Dataset entries:
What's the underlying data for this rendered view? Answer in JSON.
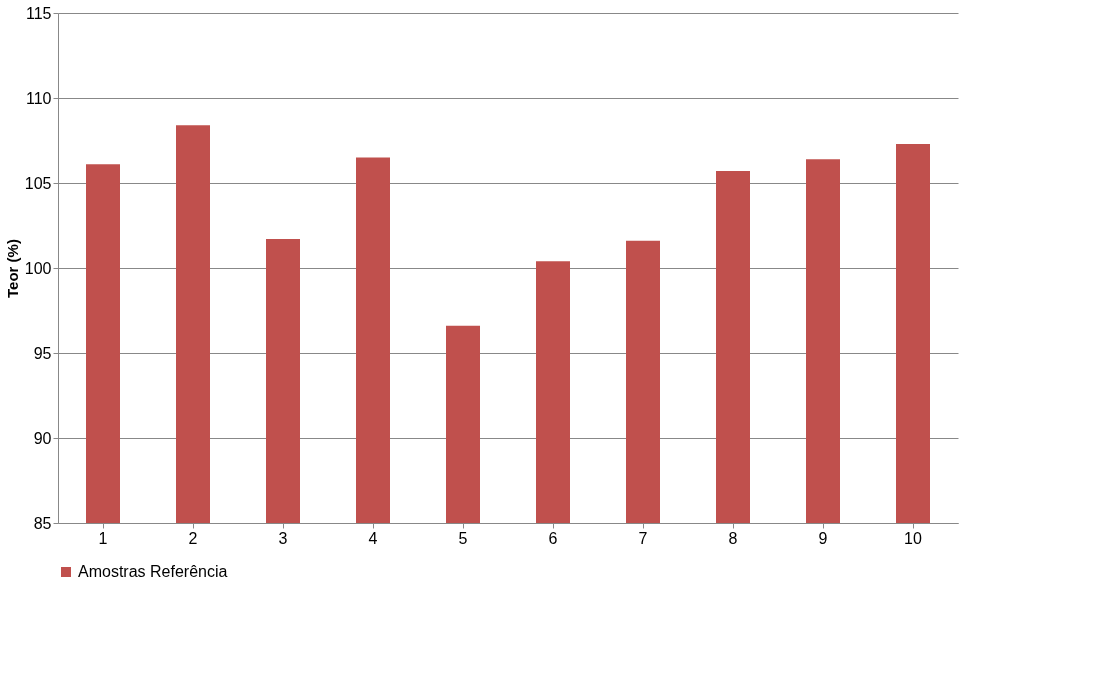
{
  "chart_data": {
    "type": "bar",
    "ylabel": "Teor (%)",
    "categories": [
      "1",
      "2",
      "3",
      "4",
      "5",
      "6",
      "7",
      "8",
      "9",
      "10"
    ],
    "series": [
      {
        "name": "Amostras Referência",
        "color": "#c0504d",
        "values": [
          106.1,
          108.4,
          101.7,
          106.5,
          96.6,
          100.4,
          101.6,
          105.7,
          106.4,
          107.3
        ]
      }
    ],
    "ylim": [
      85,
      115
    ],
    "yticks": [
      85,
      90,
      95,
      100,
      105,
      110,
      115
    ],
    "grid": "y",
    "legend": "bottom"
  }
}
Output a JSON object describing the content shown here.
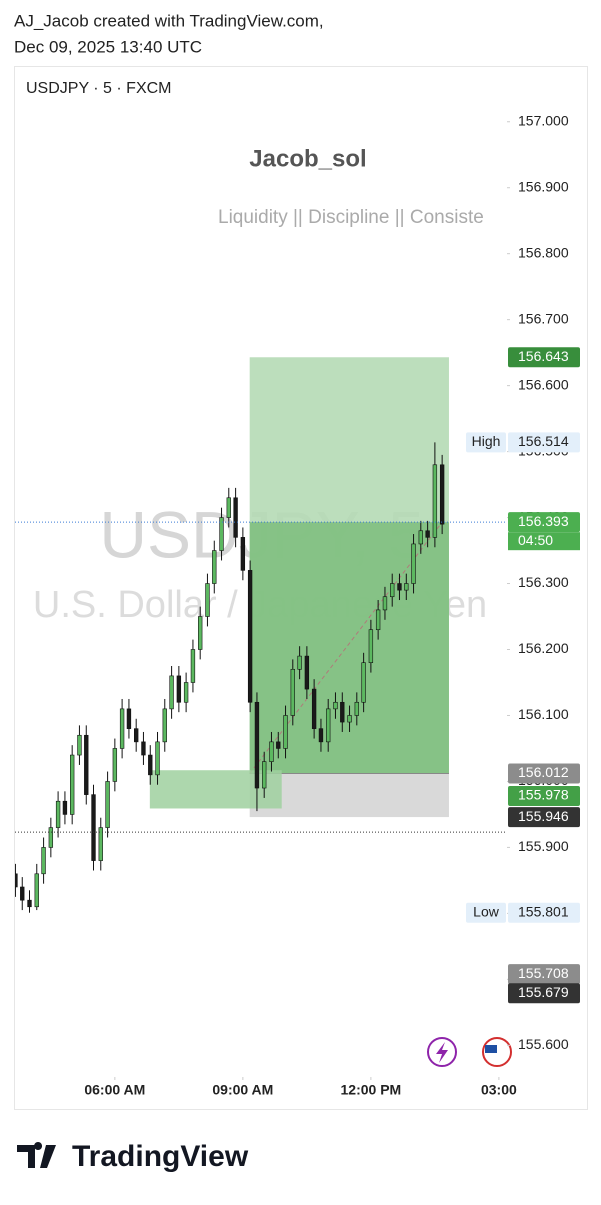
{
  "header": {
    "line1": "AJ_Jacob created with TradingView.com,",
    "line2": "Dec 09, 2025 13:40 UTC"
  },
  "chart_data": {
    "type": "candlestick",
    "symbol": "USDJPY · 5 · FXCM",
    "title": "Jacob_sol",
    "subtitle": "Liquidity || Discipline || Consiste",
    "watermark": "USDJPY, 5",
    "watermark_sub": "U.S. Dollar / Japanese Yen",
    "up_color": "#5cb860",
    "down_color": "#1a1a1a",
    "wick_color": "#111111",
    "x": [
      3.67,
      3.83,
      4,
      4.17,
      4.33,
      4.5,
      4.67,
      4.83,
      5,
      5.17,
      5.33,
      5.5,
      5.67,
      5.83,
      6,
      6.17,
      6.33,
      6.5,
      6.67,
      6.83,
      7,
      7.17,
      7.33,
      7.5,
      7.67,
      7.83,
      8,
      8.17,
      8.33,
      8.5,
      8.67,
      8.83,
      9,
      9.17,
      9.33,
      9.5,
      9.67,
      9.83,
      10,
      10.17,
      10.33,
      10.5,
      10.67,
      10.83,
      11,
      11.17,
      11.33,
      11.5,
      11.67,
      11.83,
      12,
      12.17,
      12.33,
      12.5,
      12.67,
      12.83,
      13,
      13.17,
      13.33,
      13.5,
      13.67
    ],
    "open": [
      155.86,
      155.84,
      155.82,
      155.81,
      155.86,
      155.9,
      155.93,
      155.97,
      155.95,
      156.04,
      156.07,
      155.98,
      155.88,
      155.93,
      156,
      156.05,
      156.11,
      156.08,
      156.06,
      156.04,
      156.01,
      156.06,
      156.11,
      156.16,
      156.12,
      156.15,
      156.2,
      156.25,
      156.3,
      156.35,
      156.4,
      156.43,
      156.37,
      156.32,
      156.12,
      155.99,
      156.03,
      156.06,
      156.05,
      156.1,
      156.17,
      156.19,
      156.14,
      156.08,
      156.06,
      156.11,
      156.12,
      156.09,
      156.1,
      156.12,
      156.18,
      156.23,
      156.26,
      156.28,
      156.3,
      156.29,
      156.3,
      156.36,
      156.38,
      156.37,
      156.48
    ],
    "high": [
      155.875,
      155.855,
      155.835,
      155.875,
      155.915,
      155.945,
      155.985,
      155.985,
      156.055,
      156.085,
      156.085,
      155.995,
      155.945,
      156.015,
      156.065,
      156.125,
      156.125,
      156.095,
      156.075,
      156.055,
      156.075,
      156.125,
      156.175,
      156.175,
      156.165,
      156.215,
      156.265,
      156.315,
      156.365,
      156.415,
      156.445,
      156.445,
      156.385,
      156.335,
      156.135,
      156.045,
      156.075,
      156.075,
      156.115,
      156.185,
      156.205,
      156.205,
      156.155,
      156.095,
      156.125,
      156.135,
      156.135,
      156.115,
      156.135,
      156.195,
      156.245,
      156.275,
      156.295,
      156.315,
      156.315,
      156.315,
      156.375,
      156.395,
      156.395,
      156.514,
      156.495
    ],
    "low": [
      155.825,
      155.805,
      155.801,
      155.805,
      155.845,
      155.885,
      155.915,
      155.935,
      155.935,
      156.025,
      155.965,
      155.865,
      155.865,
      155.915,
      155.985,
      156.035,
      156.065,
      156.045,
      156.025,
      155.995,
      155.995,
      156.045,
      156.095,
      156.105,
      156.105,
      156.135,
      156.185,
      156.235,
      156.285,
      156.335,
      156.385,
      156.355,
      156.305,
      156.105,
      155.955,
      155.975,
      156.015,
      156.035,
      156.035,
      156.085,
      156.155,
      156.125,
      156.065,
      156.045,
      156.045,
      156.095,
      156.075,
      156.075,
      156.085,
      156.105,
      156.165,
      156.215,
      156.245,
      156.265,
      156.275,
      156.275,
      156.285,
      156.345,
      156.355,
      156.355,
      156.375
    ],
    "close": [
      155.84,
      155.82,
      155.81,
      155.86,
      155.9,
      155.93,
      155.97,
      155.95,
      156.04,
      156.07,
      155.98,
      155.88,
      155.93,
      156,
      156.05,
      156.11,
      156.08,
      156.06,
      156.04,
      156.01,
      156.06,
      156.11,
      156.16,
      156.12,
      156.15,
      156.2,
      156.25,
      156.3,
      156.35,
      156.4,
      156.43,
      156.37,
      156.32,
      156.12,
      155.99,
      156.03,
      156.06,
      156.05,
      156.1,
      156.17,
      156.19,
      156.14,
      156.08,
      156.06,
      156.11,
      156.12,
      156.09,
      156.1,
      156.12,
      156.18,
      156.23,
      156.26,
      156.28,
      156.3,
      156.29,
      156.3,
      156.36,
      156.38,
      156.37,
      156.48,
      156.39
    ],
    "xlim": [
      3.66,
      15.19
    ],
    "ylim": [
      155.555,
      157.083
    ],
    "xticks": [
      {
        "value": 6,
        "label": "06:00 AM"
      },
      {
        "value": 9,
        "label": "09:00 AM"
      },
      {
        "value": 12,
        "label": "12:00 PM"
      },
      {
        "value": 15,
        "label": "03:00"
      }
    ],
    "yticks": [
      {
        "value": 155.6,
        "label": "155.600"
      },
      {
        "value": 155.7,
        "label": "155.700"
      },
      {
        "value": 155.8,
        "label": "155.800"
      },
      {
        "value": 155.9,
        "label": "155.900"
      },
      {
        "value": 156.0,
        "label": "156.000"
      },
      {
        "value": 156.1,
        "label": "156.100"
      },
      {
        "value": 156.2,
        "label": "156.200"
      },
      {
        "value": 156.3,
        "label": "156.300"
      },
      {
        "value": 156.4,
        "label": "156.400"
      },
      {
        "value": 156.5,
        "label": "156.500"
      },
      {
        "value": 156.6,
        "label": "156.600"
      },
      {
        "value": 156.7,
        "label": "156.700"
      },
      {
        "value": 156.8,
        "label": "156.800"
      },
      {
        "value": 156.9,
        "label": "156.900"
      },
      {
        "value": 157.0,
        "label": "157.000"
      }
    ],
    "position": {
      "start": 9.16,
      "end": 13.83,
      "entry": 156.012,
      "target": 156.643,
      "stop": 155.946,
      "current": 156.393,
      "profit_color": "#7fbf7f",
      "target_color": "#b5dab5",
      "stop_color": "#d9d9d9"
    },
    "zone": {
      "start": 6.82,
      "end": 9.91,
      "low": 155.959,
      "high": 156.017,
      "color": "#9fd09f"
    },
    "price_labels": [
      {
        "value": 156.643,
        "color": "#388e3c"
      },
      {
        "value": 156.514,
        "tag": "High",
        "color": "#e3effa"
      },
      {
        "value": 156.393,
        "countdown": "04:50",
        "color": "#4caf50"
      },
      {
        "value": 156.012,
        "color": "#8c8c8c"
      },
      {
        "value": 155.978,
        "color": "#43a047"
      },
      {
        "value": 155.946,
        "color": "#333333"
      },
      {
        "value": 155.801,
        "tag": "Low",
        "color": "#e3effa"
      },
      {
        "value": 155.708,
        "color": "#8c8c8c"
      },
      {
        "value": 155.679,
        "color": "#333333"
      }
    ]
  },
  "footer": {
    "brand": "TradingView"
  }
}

OBJECTIVE -
Repeat each record exactly, with the pictures left out.

EXPECTED OUTPUT -
What's the underlying data for this rendered view? Answer in JSON.
{
  "chart_data": {
    "type": "bar",
    "ylabel": "Teor (%)",
    "categories": [
      "1",
      "2",
      "3",
      "4",
      "5",
      "6",
      "7",
      "8",
      "9",
      "10"
    ],
    "series": [
      {
        "name": "Amostras Referência",
        "color": "#c0504d",
        "values": [
          106.1,
          108.4,
          101.7,
          106.5,
          96.6,
          100.4,
          101.6,
          105.7,
          106.4,
          107.3
        ]
      }
    ],
    "ylim": [
      85,
      115
    ],
    "yticks": [
      85,
      90,
      95,
      100,
      105,
      110,
      115
    ],
    "grid": "y",
    "legend": "bottom"
  }
}
Output a JSON object describing the content shown here.
{
  "header": {
    "line1": "AJ_Jacob created with TradingView.com,",
    "line2": "Dec 09, 2025 13:40 UTC"
  },
  "chart_data": {
    "type": "candlestick",
    "symbol": "USDJPY · 5 · FXCM",
    "title": "Jacob_sol",
    "subtitle": "Liquidity || Discipline || Consiste",
    "watermark": "USDJPY, 5",
    "watermark_sub": "U.S. Dollar / Japanese Yen",
    "up_color": "#5cb860",
    "down_color": "#1a1a1a",
    "wick_color": "#111111",
    "x": [
      3.67,
      3.83,
      4,
      4.17,
      4.33,
      4.5,
      4.67,
      4.83,
      5,
      5.17,
      5.33,
      5.5,
      5.67,
      5.83,
      6,
      6.17,
      6.33,
      6.5,
      6.67,
      6.83,
      7,
      7.17,
      7.33,
      7.5,
      7.67,
      7.83,
      8,
      8.17,
      8.33,
      8.5,
      8.67,
      8.83,
      9,
      9.17,
      9.33,
      9.5,
      9.67,
      9.83,
      10,
      10.17,
      10.33,
      10.5,
      10.67,
      10.83,
      11,
      11.17,
      11.33,
      11.5,
      11.67,
      11.83,
      12,
      12.17,
      12.33,
      12.5,
      12.67,
      12.83,
      13,
      13.17,
      13.33,
      13.5,
      13.67
    ],
    "open": [
      155.86,
      155.84,
      155.82,
      155.81,
      155.86,
      155.9,
      155.93,
      155.97,
      155.95,
      156.04,
      156.07,
      155.98,
      155.88,
      155.93,
      156,
      156.05,
      156.11,
      156.08,
      156.06,
      156.04,
      156.01,
      156.06,
      156.11,
      156.16,
      156.12,
      156.15,
      156.2,
      156.25,
      156.3,
      156.35,
      156.4,
      156.43,
      156.37,
      156.32,
      156.12,
      155.99,
      156.03,
      156.06,
      156.05,
      156.1,
      156.17,
      156.19,
      156.14,
      156.08,
      156.06,
      156.11,
      156.12,
      156.09,
      156.1,
      156.12,
      156.18,
      156.23,
      156.26,
      156.28,
      156.3,
      156.29,
      156.3,
      156.36,
      156.38,
      156.37,
      156.48
    ],
    "high": [
      155.875,
      155.855,
      155.835,
      155.875,
      155.915,
      155.945,
      155.985,
      155.985,
      156.055,
      156.085,
      156.085,
      155.995,
      155.945,
      156.015,
      156.065,
      156.125,
      156.125,
      156.095,
      156.075,
      156.055,
      156.075,
      156.125,
      156.175,
      156.175,
      156.165,
      156.215,
      156.265,
      156.315,
      156.365,
      156.415,
      156.445,
      156.445,
      156.385,
      156.335,
      156.135,
      156.045,
      156.075,
      156.075,
      156.115,
      156.185,
      156.205,
      156.205,
      156.155,
      156.095,
      156.125,
      156.135,
      156.135,
      156.115,
      156.135,
      156.195,
      156.245,
      156.275,
      156.295,
      156.315,
      156.315,
      156.315,
      156.375,
      156.395,
      156.395,
      156.514,
      156.495
    ],
    "low": [
      155.825,
      155.805,
      155.801,
      155.805,
      155.845,
      155.885,
      155.915,
      155.935,
      155.935,
      156.025,
      155.965,
      155.865,
      155.865,
      155.915,
      155.985,
      156.035,
      156.065,
      156.045,
      156.025,
      155.995,
      155.995,
      156.045,
      156.095,
      156.105,
      156.105,
      156.135,
      156.185,
      156.235,
      156.285,
      156.335,
      156.385,
      156.355,
      156.305,
      156.105,
      155.955,
      155.975,
      156.015,
      156.035,
      156.035,
      156.085,
      156.155,
      156.125,
      156.065,
      156.045,
      156.045,
      156.095,
      156.075,
      156.075,
      156.085,
      156.105,
      156.165,
      156.215,
      156.245,
      156.265,
      156.275,
      156.275,
      156.285,
      156.345,
      156.355,
      156.355,
      156.375
    ],
    "close": [
      155.84,
      155.82,
      155.81,
      155.86,
      155.9,
      155.93,
      155.97,
      155.95,
      156.04,
      156.07,
      155.98,
      155.88,
      155.93,
      156,
      156.05,
      156.11,
      156.08,
      156.06,
      156.04,
      156.01,
      156.06,
      156.11,
      156.16,
      156.12,
      156.15,
      156.2,
      156.25,
      156.3,
      156.35,
      156.4,
      156.43,
      156.37,
      156.32,
      156.12,
      155.99,
      156.03,
      156.06,
      156.05,
      156.1,
      156.17,
      156.19,
      156.14,
      156.08,
      156.06,
      156.11,
      156.12,
      156.09,
      156.1,
      156.12,
      156.18,
      156.23,
      156.26,
      156.28,
      156.3,
      156.29,
      156.3,
      156.36,
      156.38,
      156.37,
      156.48,
      156.39
    ],
    "xlim": [
      3.66,
      15.19
    ],
    "ylim": [
      155.555,
      157.083
    ],
    "xticks": [
      {
        "value": 6,
        "label": "06:00 AM"
      },
      {
        "value": 9,
        "label": "09:00 AM"
      },
      {
        "value": 12,
        "label": "12:00 PM"
      },
      {
        "value": 15,
        "label": "03:00"
      }
    ],
    "yticks": [
      {
        "value": 155.6,
        "label": "155.600"
      },
      {
        "value": 155.7,
        "label": "155.700"
      },
      {
        "value": 155.8,
        "label": "155.800"
      },
      {
        "value": 155.9,
        "label": "155.900"
      },
      {
        "value": 156.0,
        "label": "156.000"
      },
      {
        "value": 156.1,
        "label": "156.100"
      },
      {
        "value": 156.2,
        "label": "156.200"
      },
      {
        "value": 156.3,
        "label": "156.300"
      },
      {
        "value": 156.4,
        "label": "156.400"
      },
      {
        "value": 156.5,
        "label": "156.500"
      },
      {
        "value": 156.6,
        "label": "156.600"
      },
      {
        "value": 156.7,
        "label": "156.700"
      },
      {
        "value": 156.8,
        "label": "156.800"
      },
      {
        "value": 156.9,
        "label": "156.900"
      },
      {
        "value": 157.0,
        "label": "157.000"
      }
    ],
    "position": {
      "start": 9.16,
      "end": 13.83,
      "entry": 156.012,
      "target": 156.643,
      "stop": 155.946,
      "current": 156.393,
      "profit_color": "#7fbf7f",
      "target_color": "#b5dab5",
      "stop_color": "#d9d9d9"
    },
    "zone": {
      "start": 6.82,
      "end": 9.91,
      "low": 155.959,
      "high": 156.017,
      "color": "#9fd09f"
    },
    "price_labels": [
      {
        "value": 156.643,
        "color": "#388e3c"
      },
      {
        "value": 156.514,
        "tag": "High",
        "color": "#e3effa"
      },
      {
        "value": 156.393,
        "countdown": "04:50",
        "color": "#4caf50"
      },
      {
        "value": 156.012,
        "color": "#8c8c8c"
      },
      {
        "value": 155.978,
        "color": "#43a047"
      },
      {
        "value": 155.946,
        "color": "#333333"
      },
      {
        "value": 155.801,
        "tag": "Low",
        "color": "#e3effa"
      },
      {
        "value": 155.708,
        "color": "#8c8c8c"
      },
      {
        "value": 155.679,
        "color": "#333333"
      }
    ]
  },
  "footer": {
    "brand": "TradingView"
  }
}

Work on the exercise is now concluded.